Pick out each line below containing "interview".

------------------------------------------------------------

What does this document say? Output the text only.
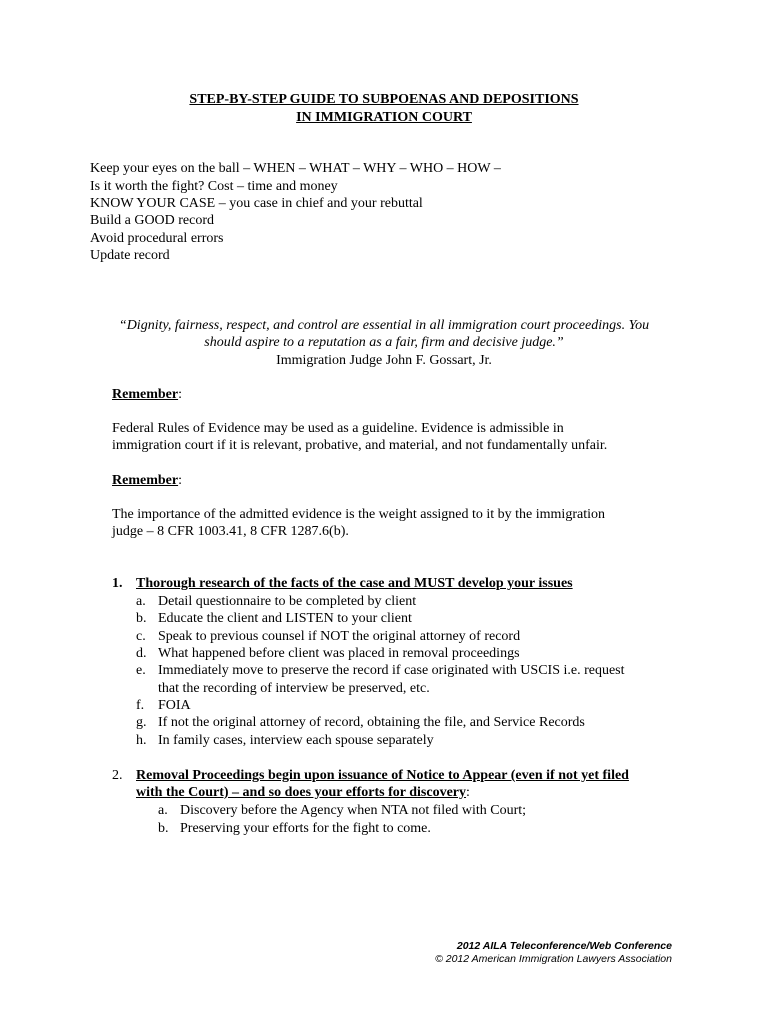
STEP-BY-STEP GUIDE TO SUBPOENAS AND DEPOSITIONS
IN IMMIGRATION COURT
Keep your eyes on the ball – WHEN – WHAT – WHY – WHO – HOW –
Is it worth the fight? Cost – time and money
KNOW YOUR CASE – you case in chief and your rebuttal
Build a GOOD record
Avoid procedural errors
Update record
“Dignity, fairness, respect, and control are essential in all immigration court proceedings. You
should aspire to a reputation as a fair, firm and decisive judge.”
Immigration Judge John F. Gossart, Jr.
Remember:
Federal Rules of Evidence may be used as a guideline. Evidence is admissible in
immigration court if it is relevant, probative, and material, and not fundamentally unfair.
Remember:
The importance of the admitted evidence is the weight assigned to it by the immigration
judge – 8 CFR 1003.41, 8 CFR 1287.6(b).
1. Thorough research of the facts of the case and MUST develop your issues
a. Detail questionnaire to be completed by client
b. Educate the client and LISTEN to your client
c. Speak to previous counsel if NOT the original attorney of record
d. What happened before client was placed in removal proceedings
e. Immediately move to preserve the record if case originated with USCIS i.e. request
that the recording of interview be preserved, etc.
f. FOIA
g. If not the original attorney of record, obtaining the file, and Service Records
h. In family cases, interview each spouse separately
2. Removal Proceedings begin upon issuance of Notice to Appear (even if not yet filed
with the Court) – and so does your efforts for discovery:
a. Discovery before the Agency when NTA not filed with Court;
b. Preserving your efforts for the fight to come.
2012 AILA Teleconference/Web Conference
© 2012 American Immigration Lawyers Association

------------------------------------------------------------

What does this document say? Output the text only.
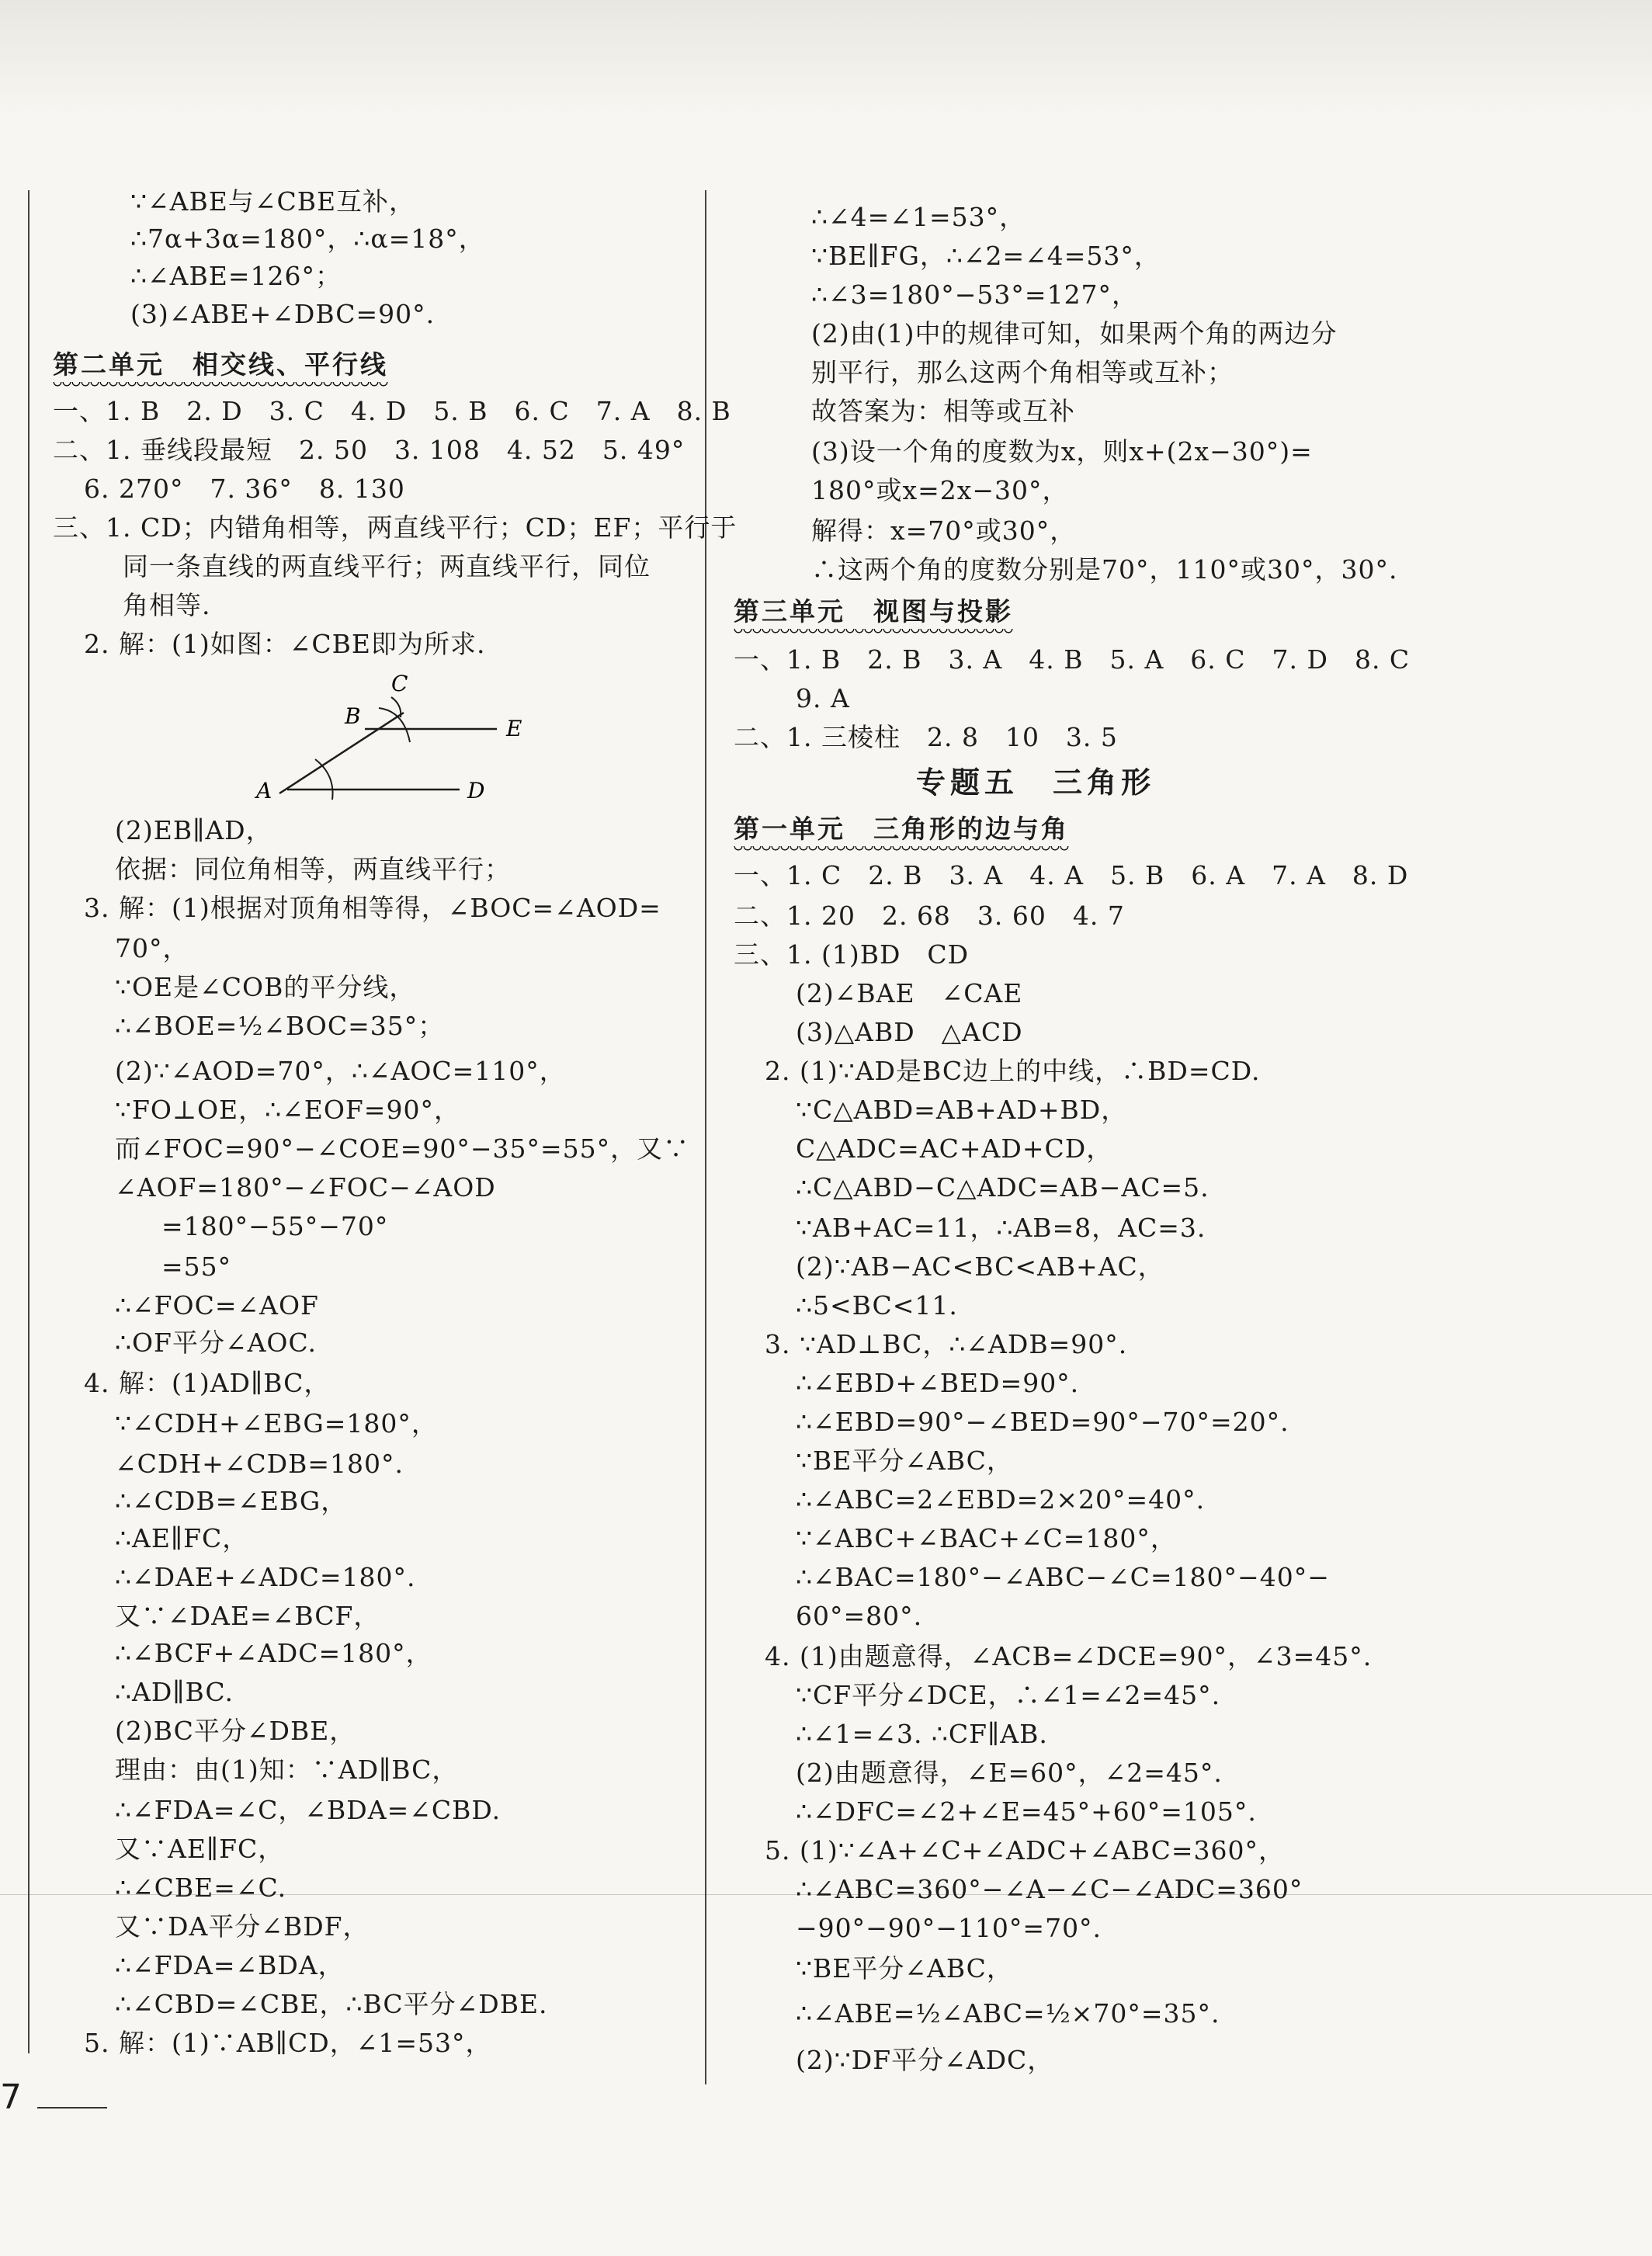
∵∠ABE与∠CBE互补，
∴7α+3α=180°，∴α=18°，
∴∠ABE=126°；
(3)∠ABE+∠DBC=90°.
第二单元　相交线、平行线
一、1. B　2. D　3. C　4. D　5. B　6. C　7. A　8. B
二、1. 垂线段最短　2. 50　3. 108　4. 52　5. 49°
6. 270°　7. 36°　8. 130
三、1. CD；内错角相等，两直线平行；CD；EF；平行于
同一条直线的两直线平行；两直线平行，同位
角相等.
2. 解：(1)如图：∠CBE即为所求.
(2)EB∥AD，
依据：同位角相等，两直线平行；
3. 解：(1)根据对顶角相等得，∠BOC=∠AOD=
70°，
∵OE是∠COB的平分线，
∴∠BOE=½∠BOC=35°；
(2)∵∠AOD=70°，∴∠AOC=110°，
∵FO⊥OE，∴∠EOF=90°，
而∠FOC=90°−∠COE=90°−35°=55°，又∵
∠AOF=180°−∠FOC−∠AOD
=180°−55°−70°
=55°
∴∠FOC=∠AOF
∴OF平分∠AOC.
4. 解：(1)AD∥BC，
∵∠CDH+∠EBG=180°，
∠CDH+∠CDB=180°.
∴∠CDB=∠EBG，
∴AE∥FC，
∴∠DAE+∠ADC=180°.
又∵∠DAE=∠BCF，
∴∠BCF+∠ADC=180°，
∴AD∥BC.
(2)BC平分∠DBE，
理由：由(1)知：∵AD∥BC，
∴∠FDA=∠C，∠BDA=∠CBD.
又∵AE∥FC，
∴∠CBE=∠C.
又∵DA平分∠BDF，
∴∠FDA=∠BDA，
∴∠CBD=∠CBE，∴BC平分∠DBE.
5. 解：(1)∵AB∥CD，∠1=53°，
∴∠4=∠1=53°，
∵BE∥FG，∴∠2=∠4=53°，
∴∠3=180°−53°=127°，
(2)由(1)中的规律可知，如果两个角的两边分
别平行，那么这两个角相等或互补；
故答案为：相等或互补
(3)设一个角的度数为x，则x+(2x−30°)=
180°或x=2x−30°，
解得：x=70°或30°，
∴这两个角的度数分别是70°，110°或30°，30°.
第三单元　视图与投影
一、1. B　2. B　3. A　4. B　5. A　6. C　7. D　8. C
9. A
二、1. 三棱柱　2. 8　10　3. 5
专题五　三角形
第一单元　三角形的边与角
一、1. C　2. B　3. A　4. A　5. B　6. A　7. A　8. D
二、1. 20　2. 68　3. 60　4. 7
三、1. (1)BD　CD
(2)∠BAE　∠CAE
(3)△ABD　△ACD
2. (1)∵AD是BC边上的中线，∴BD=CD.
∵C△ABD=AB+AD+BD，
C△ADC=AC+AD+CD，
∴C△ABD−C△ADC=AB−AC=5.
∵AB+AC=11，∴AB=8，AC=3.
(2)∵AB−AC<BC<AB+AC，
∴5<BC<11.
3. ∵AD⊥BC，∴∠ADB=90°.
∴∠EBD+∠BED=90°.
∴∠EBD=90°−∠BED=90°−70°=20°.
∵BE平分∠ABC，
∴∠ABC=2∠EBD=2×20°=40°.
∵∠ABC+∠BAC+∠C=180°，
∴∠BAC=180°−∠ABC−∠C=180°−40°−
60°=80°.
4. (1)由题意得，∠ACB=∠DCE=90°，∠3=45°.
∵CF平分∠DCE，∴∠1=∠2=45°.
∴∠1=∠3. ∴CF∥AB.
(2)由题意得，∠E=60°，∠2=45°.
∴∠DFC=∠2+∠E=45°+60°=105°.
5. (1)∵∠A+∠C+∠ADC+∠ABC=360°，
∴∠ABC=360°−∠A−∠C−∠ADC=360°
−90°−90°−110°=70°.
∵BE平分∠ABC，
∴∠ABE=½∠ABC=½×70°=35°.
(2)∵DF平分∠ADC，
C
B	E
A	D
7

------------------------------------------------------------

■ Correct output:
that the recording of interview be preserved, etc.
h. In family cases, interview each spouse separately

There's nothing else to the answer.